# [Supplied entries]
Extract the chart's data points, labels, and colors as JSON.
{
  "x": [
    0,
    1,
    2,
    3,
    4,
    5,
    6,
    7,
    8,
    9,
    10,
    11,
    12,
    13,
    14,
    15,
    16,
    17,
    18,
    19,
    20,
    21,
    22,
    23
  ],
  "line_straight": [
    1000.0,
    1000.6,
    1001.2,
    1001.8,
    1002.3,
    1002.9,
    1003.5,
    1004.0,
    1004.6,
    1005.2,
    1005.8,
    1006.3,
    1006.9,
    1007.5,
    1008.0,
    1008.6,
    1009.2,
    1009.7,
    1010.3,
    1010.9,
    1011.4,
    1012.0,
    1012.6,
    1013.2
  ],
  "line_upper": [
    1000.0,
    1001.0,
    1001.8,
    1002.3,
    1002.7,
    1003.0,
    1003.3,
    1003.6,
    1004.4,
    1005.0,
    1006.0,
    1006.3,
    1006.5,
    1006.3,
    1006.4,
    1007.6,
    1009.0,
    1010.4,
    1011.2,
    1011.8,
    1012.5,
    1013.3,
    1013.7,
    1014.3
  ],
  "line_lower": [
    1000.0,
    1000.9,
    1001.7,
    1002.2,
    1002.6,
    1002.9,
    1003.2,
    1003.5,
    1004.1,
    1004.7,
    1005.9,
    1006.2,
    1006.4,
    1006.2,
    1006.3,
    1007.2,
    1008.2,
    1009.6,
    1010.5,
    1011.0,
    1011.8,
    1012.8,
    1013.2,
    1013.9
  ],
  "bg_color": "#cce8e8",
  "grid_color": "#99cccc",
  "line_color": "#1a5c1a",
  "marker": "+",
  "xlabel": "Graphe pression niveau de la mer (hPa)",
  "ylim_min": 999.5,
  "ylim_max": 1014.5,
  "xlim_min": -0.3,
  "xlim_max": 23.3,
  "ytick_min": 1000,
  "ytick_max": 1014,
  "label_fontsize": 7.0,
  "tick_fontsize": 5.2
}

# [Task brief]
Above are some records; repeat all of them exactly.

# [Expected answer]
Extract the chart's data points, labels, and colors as JSON.
{
  "x": [
    0,
    1,
    2,
    3,
    4,
    5,
    6,
    7,
    8,
    9,
    10,
    11,
    12,
    13,
    14,
    15,
    16,
    17,
    18,
    19,
    20,
    21,
    22,
    23
  ],
  "line_straight": [
    1000.0,
    1000.6,
    1001.2,
    1001.8,
    1002.3,
    1002.9,
    1003.5,
    1004.0,
    1004.6,
    1005.2,
    1005.8,
    1006.3,
    1006.9,
    1007.5,
    1008.0,
    1008.6,
    1009.2,
    1009.7,
    1010.3,
    1010.9,
    1011.4,
    1012.0,
    1012.6,
    1013.2
  ],
  "line_upper": [
    1000.0,
    1001.0,
    1001.8,
    1002.3,
    1002.7,
    1003.0,
    1003.3,
    1003.6,
    1004.4,
    1005.0,
    1006.0,
    1006.3,
    1006.5,
    1006.3,
    1006.4,
    1007.6,
    1009.0,
    1010.4,
    1011.2,
    1011.8,
    1012.5,
    1013.3,
    1013.7,
    1014.3
  ],
  "line_lower": [
    1000.0,
    1000.9,
    1001.7,
    1002.2,
    1002.6,
    1002.9,
    1003.2,
    1003.5,
    1004.1,
    1004.7,
    1005.9,
    1006.2,
    1006.4,
    1006.2,
    1006.3,
    1007.2,
    1008.2,
    1009.6,
    1010.5,
    1011.0,
    1011.8,
    1012.8,
    1013.2,
    1013.9
  ],
  "bg_color": "#cce8e8",
  "grid_color": "#99cccc",
  "line_color": "#1a5c1a",
  "marker": "+",
  "xlabel": "Graphe pression niveau de la mer (hPa)",
  "ylim_min": 999.5,
  "ylim_max": 1014.5,
  "xlim_min": -0.3,
  "xlim_max": 23.3,
  "ytick_min": 1000,
  "ytick_max": 1014,
  "label_fontsize": 7.0,
  "tick_fontsize": 5.2
}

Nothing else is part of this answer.